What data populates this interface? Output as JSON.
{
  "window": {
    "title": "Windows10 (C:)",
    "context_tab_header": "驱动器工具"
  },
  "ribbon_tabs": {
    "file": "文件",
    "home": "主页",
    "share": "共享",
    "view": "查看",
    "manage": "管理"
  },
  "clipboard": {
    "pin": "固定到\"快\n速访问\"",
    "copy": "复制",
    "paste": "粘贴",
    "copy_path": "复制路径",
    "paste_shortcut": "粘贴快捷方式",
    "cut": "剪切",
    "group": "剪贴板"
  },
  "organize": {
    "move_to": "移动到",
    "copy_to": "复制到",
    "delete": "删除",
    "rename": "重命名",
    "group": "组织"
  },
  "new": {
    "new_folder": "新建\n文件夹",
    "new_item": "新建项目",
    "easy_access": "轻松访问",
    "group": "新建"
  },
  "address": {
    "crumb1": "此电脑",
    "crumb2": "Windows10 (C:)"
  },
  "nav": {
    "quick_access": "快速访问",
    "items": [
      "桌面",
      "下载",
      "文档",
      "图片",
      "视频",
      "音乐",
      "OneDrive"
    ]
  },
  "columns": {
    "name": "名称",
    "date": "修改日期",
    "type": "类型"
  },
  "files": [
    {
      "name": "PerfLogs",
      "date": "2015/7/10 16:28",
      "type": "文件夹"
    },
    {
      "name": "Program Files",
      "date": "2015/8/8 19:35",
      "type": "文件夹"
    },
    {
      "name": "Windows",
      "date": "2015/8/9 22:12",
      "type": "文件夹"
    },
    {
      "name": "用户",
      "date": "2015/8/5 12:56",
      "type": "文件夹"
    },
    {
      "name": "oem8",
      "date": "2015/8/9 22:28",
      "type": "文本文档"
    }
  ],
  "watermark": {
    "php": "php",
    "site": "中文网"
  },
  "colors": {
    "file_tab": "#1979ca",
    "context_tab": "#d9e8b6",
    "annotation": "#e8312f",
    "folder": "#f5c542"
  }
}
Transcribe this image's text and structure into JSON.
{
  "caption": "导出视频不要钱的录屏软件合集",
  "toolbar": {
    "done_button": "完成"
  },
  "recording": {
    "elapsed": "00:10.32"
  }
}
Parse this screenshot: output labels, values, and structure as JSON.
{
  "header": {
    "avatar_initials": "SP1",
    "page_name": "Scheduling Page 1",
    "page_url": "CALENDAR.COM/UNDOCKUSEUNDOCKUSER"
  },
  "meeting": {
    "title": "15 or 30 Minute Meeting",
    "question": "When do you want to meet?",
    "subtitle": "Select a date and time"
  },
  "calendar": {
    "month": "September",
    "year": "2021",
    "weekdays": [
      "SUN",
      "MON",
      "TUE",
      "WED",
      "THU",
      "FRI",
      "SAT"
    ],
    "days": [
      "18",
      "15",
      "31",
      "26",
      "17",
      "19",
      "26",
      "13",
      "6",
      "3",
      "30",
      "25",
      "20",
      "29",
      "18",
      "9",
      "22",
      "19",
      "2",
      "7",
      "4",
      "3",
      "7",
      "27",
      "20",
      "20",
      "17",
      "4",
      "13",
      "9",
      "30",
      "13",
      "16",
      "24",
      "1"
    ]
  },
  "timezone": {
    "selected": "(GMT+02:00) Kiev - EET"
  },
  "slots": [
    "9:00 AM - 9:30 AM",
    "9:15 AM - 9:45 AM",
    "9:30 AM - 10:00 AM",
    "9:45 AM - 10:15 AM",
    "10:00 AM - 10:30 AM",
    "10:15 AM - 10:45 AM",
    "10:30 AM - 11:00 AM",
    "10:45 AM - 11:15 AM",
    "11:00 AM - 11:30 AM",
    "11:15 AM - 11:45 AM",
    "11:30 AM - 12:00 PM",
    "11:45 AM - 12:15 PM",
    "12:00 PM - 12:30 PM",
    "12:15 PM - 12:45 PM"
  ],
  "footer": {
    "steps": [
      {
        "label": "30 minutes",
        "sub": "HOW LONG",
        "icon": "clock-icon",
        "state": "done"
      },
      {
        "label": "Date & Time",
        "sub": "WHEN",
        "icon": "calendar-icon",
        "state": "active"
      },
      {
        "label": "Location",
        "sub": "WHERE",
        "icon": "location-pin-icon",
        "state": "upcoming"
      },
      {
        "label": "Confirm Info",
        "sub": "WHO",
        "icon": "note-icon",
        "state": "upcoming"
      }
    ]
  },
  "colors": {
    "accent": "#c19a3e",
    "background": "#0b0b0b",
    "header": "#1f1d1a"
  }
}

==

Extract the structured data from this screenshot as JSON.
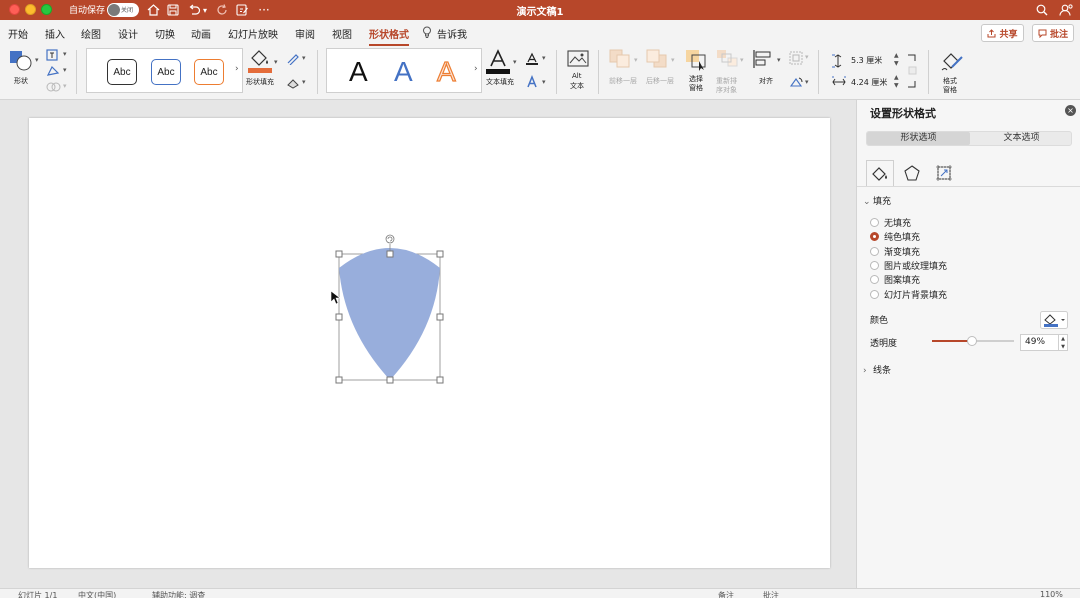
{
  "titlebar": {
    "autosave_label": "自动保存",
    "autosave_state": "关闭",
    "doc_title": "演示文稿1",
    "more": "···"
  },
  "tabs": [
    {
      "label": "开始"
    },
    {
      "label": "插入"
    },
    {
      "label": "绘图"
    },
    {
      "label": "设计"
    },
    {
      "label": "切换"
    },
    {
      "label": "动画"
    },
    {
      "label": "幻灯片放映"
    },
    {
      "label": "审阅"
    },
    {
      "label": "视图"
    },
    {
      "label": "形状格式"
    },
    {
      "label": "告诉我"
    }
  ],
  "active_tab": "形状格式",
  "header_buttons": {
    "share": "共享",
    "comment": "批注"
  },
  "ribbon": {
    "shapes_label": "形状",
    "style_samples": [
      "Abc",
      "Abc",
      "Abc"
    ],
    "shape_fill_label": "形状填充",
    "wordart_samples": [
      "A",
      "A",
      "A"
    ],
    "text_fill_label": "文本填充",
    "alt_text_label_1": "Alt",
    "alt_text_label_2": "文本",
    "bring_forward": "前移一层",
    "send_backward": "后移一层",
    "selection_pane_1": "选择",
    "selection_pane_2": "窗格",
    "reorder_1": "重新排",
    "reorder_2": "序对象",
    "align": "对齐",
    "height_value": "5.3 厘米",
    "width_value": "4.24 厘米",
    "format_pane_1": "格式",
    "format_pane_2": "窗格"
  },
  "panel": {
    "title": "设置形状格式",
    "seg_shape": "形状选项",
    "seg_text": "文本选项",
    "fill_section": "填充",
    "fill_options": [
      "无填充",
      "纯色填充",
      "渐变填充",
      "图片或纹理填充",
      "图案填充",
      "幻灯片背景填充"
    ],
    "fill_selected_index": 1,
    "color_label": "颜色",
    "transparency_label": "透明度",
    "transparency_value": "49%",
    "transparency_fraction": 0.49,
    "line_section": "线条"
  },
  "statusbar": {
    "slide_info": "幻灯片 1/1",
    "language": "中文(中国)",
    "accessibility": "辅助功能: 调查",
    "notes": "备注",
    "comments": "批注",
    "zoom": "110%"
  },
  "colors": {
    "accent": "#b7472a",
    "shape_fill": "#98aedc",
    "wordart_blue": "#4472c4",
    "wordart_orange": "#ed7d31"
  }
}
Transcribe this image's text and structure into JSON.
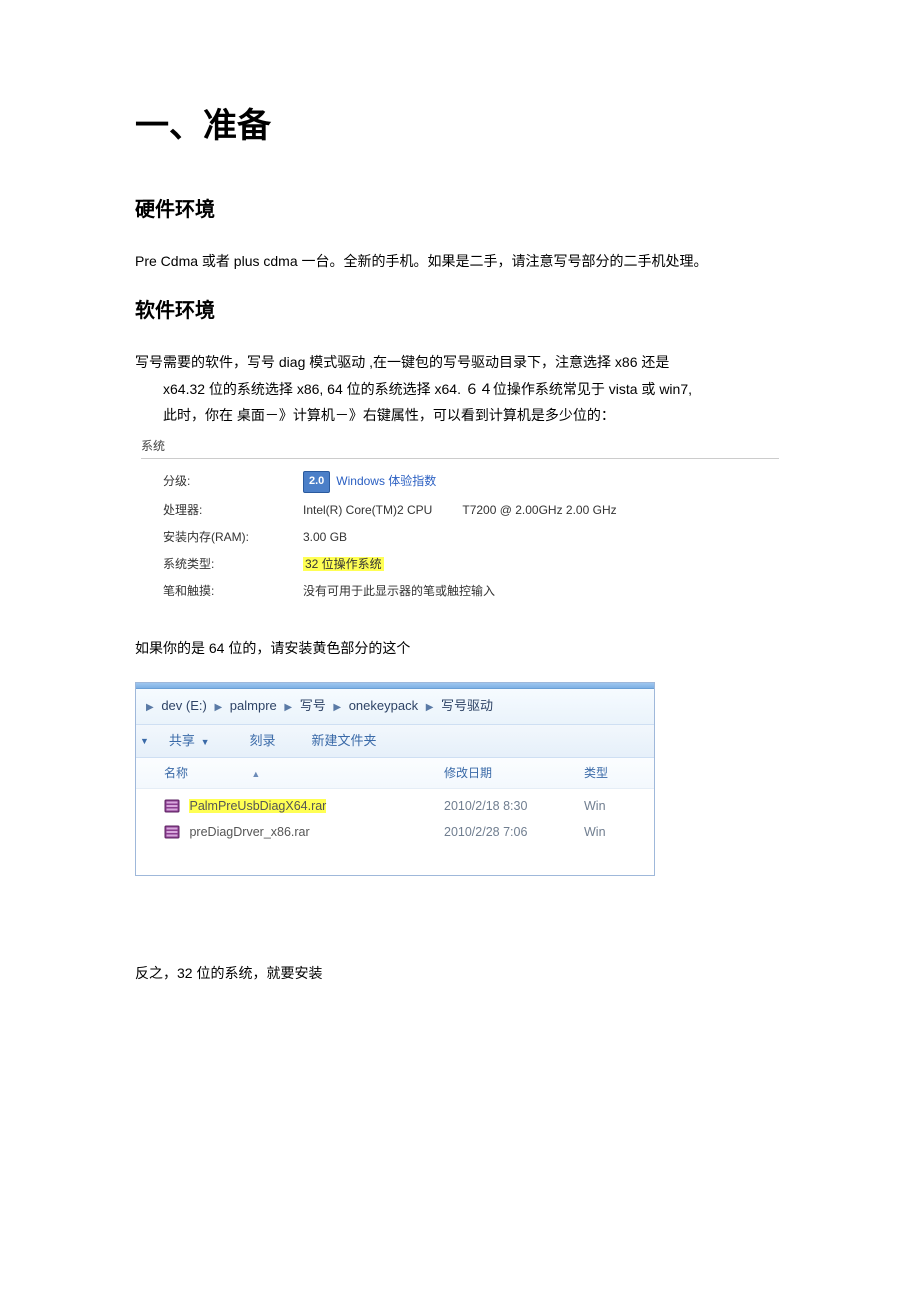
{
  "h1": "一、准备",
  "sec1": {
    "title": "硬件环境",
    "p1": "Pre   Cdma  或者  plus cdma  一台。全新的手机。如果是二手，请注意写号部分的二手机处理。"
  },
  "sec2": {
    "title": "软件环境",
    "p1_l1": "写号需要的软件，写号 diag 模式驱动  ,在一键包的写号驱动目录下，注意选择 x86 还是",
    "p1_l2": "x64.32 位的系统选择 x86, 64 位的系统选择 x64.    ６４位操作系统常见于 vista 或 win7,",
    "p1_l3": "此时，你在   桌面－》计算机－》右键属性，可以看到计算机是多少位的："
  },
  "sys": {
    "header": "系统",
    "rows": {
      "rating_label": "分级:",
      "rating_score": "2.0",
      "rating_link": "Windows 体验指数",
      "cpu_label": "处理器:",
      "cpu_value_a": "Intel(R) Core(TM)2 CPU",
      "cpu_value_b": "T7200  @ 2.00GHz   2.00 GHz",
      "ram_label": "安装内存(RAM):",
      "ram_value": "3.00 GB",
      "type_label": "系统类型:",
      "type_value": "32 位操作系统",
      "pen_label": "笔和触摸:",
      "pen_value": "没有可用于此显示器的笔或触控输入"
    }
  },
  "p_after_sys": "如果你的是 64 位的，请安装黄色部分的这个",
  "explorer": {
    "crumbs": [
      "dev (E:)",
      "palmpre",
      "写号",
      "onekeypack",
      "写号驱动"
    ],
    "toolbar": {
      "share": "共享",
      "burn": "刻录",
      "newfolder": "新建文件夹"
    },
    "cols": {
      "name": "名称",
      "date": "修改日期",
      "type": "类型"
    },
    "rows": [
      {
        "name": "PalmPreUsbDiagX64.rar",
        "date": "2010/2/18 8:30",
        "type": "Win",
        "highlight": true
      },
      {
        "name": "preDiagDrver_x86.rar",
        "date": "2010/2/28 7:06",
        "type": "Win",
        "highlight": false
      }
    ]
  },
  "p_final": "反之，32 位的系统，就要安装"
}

EXERCISE OBJECTIVE:
Which lines hold the word "icon"? Copy all of them.

SOLVED PROBLEM:
        "icon": "clock-icon",
        "icon": "calendar-icon",
        "icon": "location-pin-icon",
        "icon": "note-icon",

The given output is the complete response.